━━━━━ SOURCE RECORDS

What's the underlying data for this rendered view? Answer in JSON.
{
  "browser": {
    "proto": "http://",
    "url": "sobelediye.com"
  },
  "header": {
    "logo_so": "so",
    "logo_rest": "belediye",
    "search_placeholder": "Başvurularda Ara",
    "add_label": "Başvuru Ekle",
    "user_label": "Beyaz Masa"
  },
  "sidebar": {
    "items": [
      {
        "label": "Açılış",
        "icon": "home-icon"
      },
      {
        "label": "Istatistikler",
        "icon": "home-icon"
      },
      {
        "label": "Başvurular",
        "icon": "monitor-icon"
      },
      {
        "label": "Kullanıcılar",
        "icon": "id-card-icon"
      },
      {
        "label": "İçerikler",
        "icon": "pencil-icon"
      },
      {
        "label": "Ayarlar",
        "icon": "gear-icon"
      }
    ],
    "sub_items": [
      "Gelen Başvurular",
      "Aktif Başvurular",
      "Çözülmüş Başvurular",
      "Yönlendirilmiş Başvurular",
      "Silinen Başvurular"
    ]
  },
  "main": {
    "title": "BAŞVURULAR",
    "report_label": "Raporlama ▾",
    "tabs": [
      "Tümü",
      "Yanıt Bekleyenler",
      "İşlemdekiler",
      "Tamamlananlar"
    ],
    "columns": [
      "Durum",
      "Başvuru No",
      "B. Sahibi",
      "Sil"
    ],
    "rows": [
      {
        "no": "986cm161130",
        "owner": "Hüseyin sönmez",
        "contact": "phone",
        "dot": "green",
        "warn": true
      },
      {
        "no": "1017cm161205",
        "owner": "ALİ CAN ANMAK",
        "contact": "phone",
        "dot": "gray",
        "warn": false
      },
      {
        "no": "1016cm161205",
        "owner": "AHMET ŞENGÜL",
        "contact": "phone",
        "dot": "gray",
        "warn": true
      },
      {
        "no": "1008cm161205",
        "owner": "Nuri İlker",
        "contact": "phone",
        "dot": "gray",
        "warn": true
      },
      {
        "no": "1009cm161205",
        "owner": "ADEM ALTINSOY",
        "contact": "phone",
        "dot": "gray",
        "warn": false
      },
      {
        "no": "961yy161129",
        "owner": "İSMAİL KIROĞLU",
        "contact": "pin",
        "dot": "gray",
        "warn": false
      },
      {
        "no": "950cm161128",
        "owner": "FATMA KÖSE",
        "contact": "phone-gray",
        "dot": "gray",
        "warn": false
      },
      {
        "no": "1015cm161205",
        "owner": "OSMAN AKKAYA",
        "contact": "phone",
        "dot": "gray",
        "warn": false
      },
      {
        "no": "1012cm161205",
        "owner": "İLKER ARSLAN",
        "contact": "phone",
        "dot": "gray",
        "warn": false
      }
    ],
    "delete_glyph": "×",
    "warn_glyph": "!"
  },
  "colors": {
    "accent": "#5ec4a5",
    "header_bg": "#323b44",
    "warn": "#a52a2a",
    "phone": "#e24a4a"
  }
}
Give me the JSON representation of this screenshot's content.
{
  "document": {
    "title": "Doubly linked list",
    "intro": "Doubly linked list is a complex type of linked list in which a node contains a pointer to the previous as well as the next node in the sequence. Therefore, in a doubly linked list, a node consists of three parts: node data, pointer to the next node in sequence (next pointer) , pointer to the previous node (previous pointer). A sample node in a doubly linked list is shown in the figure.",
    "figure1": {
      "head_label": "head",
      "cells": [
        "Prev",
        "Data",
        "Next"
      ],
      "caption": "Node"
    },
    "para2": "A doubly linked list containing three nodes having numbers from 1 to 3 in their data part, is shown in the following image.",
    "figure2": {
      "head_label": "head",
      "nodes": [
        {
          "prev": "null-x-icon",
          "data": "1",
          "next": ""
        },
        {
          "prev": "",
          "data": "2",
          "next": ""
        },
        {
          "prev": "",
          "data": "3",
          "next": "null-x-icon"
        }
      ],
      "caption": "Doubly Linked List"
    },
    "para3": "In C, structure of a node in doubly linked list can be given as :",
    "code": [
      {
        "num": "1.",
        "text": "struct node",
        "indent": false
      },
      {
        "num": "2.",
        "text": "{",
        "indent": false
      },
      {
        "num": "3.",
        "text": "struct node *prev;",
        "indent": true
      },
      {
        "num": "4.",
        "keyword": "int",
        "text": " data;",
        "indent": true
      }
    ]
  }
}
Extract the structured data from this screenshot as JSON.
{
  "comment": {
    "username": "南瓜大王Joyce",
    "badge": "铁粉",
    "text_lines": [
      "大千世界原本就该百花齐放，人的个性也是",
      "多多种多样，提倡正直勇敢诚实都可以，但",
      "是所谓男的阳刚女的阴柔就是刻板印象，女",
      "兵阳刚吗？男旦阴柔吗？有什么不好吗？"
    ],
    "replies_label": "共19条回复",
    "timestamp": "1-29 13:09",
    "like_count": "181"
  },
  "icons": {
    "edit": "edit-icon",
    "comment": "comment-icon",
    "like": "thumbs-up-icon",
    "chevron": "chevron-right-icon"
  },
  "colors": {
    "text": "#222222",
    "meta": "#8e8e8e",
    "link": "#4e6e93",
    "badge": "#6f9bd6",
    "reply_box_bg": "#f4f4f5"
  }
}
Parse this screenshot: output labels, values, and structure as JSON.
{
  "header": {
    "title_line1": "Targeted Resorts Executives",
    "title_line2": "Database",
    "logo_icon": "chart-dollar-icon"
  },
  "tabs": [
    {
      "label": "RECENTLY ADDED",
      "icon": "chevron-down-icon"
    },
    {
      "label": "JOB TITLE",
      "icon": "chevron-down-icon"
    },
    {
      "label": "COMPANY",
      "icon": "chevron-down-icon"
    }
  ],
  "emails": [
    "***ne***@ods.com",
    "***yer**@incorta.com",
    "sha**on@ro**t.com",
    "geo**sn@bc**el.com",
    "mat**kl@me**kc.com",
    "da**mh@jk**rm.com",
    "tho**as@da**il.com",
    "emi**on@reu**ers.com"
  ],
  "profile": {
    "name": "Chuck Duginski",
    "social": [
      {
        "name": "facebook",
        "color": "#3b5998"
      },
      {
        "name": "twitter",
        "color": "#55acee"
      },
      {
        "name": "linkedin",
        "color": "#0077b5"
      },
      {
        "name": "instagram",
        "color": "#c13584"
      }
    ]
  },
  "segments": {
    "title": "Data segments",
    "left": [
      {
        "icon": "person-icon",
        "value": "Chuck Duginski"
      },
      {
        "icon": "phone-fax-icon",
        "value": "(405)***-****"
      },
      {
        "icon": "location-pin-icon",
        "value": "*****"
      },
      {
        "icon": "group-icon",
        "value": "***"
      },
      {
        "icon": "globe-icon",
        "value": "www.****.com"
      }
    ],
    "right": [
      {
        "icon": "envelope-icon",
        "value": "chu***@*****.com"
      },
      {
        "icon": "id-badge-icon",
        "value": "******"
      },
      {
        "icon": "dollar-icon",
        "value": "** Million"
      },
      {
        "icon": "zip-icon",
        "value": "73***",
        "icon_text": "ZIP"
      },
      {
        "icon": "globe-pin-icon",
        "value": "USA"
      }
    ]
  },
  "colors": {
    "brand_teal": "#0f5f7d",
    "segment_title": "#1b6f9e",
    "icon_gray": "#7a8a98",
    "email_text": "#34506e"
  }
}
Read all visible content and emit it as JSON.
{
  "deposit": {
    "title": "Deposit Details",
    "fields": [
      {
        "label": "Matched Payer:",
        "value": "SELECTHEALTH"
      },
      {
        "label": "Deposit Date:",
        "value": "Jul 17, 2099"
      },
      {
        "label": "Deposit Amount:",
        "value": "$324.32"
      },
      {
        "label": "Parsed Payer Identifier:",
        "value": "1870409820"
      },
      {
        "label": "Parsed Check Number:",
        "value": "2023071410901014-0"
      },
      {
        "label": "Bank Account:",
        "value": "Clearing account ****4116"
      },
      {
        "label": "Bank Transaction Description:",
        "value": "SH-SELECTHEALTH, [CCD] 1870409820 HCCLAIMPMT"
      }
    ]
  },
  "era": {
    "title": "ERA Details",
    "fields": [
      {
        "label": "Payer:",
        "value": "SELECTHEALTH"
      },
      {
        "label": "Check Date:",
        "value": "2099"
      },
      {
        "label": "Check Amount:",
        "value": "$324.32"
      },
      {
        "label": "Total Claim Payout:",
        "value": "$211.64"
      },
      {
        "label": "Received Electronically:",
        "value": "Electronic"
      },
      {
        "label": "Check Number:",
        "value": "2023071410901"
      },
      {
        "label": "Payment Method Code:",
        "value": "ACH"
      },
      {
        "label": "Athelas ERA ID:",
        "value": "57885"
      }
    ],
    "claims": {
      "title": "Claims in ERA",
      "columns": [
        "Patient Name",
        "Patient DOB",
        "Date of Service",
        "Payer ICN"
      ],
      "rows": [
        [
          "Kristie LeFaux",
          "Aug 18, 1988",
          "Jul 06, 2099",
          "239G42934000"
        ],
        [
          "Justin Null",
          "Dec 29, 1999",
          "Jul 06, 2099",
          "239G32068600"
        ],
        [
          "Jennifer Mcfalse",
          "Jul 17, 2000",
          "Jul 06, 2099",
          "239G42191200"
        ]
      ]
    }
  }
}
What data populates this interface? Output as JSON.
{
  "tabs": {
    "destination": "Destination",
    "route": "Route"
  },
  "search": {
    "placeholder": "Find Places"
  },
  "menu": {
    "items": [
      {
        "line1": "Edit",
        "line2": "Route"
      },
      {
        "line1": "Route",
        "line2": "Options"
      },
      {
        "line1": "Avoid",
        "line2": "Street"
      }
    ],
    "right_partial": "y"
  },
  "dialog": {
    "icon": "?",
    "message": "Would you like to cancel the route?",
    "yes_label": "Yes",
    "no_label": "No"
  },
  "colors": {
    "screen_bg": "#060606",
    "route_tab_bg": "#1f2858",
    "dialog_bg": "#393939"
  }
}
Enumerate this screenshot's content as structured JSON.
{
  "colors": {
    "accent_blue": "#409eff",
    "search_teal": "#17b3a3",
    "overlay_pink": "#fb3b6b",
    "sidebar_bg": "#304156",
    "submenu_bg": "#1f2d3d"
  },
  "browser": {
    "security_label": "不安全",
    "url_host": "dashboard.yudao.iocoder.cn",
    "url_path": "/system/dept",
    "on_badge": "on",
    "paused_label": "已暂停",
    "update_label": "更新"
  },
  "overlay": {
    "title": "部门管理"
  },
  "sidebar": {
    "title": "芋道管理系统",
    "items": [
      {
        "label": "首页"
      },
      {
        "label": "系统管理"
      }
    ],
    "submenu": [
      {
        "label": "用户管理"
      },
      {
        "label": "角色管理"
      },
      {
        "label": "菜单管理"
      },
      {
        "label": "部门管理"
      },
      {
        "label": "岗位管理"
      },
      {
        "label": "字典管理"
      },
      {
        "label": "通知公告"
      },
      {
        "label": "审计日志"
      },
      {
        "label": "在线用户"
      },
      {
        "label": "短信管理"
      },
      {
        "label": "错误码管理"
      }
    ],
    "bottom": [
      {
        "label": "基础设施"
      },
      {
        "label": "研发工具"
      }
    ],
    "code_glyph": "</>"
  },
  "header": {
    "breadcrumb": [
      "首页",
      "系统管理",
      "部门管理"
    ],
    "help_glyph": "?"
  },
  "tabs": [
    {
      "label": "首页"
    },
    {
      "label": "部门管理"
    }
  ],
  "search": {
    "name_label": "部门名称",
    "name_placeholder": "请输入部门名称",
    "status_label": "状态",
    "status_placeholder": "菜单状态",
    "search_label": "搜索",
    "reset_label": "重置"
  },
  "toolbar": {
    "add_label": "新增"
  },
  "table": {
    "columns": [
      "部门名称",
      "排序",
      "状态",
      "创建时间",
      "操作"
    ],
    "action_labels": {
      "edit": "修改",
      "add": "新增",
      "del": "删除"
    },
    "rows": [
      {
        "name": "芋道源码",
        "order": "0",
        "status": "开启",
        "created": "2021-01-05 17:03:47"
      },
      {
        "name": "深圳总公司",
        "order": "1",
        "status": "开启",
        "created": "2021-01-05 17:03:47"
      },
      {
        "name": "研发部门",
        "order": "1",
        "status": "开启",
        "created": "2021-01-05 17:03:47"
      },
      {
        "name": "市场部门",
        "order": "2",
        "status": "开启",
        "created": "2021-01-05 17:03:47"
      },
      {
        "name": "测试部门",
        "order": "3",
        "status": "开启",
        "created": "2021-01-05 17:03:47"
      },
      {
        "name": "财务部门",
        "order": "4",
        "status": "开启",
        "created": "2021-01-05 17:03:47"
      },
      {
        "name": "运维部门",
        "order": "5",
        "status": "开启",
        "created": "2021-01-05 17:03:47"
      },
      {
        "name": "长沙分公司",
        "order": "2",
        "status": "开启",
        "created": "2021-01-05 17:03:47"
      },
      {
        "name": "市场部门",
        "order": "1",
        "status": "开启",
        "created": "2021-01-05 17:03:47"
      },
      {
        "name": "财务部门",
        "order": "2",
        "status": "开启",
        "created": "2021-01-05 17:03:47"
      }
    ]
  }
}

━━━━━━━━━━

* [AIM OF THE TASK]: Pull out all lines in the data above that include "Duginski".

* [EXPECTED ANSWER]:
    "name": "Chuck Duginski",
        "value": "Chuck Duginski"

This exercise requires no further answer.